■ EXTRAIT DU TEXTE:

M. KIM TAEKYOON, Professeur de développement international à l'École des études internationales de l'Université nationale de Séoul (République de Corée), a déclaré que la bonne gouvernance jouerait un rôle essentiel dans la définition du Programme de développement pour l'après-2015. Pourtant, bien que cette bonne gouvernance soit fondamentale pour obtenir des succès, la question de sa prise en compte dans les objectifs du Millénaire pour le développement n'est pas claire, a-t-il reconnu. En outre, l'expression «bonne gouvernance» est devenue controversée en raison de son utilisation dans le domaine de l'aide au développement.

Le concept de bonne gouvernance est apparu dans le rapport de 1989 de la Banque mondiale consacré au développement de l'Afrique subsaharienne, a rappelé M. Kim. La fusion de la démocratie et du libéralisme économique dans le discours sur la bonne gouvernance fait que cette notion ne s'écarte pas sensiblement des théories sur la modernisation du passé: elle incarne l'image d'une bonne société largement construite sur des valeurs et expériences occidentales. Il n'empêche que l'affirmation selon laquelle il n'est pas de bonnes politiques sans bonnes institutions constitue une évidence, voire une tautologie. Pour leur part, les pays en développement sont préoccupés par l'utilisation d'objectifs et d'indicateurs de bonne gouvernance en matière d'aide publique au développement car ils les perçoivent comme une forme de conditionnalité. Or, c'est un fait que l'aide au développement a plus de chance de conduire à des succès dans des contextes où elle a davantage de chances d'être efficace et moins dans des environnements plus difficiles ou inhospitaliers.

■ LIGNES DE DONNÉES:
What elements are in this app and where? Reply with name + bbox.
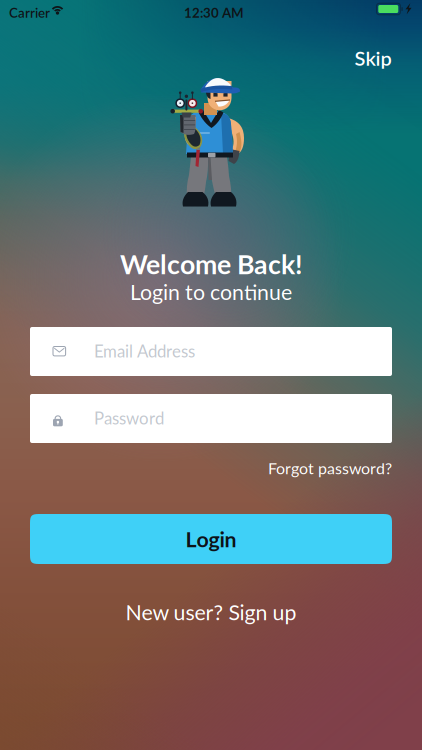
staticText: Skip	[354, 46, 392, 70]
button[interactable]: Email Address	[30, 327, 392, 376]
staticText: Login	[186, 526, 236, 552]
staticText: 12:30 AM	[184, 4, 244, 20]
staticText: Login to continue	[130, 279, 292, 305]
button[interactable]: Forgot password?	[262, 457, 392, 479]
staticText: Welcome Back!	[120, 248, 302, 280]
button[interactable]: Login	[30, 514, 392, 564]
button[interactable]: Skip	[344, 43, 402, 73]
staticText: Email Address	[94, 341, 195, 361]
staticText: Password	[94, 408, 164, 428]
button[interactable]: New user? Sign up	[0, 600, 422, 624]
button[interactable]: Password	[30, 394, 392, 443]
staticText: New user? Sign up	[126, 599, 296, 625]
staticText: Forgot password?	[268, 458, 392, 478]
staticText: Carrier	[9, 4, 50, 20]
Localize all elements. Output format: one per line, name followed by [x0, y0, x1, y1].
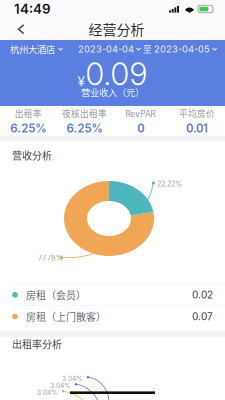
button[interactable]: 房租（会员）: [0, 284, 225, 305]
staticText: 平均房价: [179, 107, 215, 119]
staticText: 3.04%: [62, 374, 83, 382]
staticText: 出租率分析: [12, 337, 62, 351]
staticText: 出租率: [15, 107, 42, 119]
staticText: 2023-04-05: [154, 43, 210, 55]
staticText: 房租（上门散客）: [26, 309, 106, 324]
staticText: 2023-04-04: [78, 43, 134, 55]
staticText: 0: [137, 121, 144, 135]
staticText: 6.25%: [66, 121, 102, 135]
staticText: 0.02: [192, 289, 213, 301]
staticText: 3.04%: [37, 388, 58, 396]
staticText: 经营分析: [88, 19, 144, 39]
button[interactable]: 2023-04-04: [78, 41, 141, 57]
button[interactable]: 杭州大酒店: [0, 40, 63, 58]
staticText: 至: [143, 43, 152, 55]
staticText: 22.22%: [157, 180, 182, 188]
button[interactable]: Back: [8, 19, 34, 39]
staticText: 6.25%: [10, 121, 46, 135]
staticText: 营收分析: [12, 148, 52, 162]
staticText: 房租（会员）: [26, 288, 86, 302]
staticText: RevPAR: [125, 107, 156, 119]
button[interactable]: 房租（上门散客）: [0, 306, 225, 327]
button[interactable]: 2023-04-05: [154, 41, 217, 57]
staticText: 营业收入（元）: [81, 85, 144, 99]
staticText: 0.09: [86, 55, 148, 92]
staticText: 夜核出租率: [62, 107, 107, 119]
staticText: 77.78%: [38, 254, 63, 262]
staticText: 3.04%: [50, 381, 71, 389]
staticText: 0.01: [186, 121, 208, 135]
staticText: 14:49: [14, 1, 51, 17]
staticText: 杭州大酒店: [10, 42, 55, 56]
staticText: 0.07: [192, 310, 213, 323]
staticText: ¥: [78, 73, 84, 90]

* * *

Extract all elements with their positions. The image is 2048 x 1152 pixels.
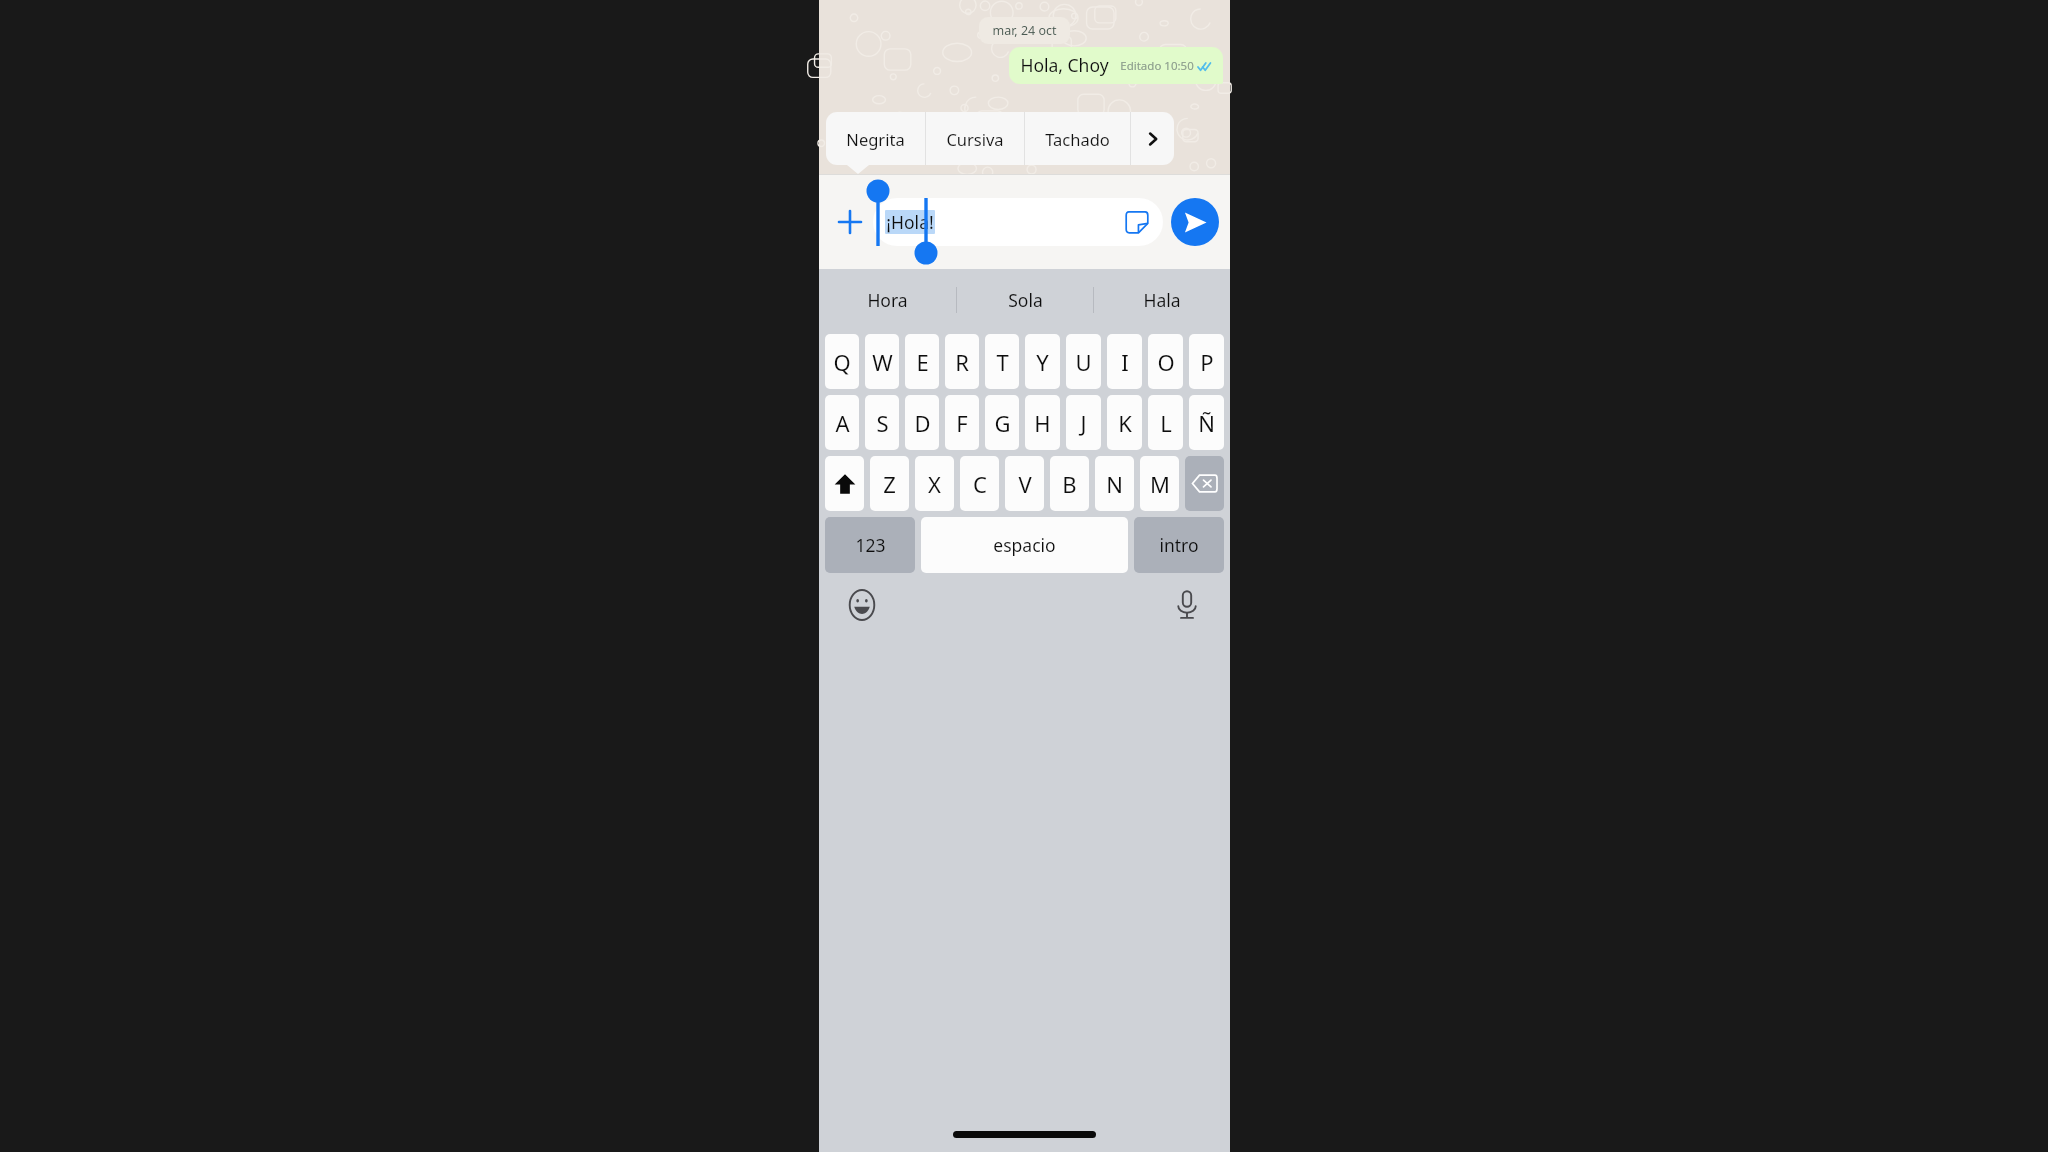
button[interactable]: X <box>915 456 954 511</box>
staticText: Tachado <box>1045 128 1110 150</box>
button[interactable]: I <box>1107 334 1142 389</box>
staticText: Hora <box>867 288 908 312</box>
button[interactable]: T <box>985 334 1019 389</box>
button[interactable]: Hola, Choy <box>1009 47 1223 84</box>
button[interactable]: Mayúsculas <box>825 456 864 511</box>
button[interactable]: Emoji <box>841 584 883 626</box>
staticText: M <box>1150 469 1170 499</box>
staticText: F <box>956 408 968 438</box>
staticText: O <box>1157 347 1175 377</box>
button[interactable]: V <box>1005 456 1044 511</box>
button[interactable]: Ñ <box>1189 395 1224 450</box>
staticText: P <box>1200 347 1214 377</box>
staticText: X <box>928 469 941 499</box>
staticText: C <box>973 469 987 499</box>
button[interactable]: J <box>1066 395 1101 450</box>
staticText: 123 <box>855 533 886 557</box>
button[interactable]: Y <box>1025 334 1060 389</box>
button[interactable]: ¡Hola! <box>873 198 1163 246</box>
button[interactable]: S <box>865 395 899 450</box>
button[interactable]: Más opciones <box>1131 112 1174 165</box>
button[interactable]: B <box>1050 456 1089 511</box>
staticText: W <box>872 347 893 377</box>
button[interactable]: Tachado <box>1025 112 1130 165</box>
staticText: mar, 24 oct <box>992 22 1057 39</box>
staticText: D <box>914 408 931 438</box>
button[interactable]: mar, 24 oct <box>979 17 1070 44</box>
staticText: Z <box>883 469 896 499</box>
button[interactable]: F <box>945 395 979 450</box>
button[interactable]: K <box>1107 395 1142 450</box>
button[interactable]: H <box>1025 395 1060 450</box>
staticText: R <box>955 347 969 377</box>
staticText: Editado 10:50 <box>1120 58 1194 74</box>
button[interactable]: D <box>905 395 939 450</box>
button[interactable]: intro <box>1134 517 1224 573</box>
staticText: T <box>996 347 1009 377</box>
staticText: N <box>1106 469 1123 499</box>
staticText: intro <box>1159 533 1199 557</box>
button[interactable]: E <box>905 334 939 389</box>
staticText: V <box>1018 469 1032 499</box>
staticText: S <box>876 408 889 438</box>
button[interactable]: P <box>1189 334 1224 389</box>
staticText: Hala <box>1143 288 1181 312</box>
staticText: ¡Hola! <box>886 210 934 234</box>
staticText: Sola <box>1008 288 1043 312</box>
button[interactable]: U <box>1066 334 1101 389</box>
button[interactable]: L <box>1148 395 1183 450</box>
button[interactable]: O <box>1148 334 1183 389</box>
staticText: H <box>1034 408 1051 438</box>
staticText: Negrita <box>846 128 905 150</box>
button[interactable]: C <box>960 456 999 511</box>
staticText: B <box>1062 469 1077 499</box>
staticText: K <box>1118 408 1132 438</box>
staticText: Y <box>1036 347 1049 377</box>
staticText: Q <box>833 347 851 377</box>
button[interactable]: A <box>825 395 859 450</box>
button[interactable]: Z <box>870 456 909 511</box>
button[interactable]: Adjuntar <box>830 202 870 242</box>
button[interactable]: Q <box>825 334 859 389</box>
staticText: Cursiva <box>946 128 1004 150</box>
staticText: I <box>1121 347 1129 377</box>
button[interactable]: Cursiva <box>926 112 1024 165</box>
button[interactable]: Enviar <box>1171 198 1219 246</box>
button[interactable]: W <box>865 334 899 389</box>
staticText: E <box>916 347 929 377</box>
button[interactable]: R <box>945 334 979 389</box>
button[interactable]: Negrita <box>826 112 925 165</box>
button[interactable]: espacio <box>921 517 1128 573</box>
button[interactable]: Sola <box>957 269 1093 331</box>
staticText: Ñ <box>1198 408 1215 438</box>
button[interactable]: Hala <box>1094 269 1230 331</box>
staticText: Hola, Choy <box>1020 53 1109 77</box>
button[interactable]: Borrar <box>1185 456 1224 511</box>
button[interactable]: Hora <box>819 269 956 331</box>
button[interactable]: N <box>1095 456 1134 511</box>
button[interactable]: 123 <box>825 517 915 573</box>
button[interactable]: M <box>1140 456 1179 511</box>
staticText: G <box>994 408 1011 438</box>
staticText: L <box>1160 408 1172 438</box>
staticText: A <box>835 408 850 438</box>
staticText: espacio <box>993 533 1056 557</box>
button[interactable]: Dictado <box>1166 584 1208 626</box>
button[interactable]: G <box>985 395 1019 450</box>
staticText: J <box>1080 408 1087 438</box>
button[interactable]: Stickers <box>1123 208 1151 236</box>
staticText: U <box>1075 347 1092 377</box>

==

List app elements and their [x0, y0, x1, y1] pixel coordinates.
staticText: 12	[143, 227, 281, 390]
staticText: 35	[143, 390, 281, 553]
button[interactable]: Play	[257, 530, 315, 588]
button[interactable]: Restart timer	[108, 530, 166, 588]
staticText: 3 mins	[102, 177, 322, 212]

■ TÂCHES À RÉALISER:
A: D'après l'extrait sur la bonne gouvernance, dans quel document le concept de bonne gouvernance est-il apparu ?
B: Dans l'extrait sur la bonne gouvernance, reprenez le segment allant de « M. KIM TAEKYOON, Professeur » jusqu'à « l'aide au développement. » en substituant « déterminant » à « essentiel ».
C: Prolongez l'extrait sur la bonne gouvernance en rédigeant la suite qui vient après sa dernière phrase.
Les enregistrements ne sont pas nécessaires pour ce travail.

■ LISTE DES RÉPONSES:
A: Dans le rapport de 1989 de la Banque mondiale consacré au développement de l'Afrique subsaharienne.

B:
M. KIM TAEKYOON, Professeur de développement international à l'École des études internationales de l'Université nationale de Séoul (République de Corée), a déclaré que la bonne gouvernance jouerait un rôle déterminant dans la définition du Programme de développement pour l'après-2015. Pourtant, bien que cette bonne gouvernance soit fondamentale pour obtenir des succès, la question de sa prise en compte dans les objectifs du Millénaire pour le développement n'est pas claire, a-t-il reconnu. En outre, l'expression «bonne gouvernance» est devenue controversée en raison de son utilisation dans le domaine de l'aide au développement.

C:
MME SAFAK PAVEY, membre du Comité des droits des personnes handicapées et Vice-Présidente et membre de la Grande Assemblée nationale de Turquie, a fait observer que désormais, tous les États à travers le monde savent qu'ils deviennent des membres respectés de la communauté internationale lorsqu'ils acceptent les principes communs de celle-ci. Or, chacun s'accorde aujourd'hui pour dire que la gestion des services publics doit être fondée sur les droits de l'homme. Mme Pavey a fourni des exemples de cas où un employé ayant refusé d'être corrompu a été mis à l'oubli au sens littéral du terme, où une municipalité a choisi, avec le soutien d'une majorité des administrés, de ne pas fournir de services aux membres d'une secte religieuse minoritaire et où les questions devant être posées à un examen avaient été transmises à l'avance à certains candidats favorisés. Face à ce type de cas, il arrive trop souvent que les organisations de la société civile ne puissent pas protester car elles sont en fait dépendantes d'un soutien politique pour survivre.

Par ailleurs, une certaine propagande présente le droit et les principes universels comme un nouvel instrument inventé par certains pays pour exploiter les autres. Jusqu'ici, cette propagande est parvenue à convaincre les masses, a déploré Mme Pavey. Aucun consensus n'a été atteint à ce jour concernant les programmes, stratégies et objectifs visant à créer un avenir où la technologie, l'industrie et l'information aideraient toutes les sociétés à fonctionner à la même vitesse et avec le même sens moral, à l'échelle planétaire, a fait observer l'experte du Comité des droits des personnes handicapées.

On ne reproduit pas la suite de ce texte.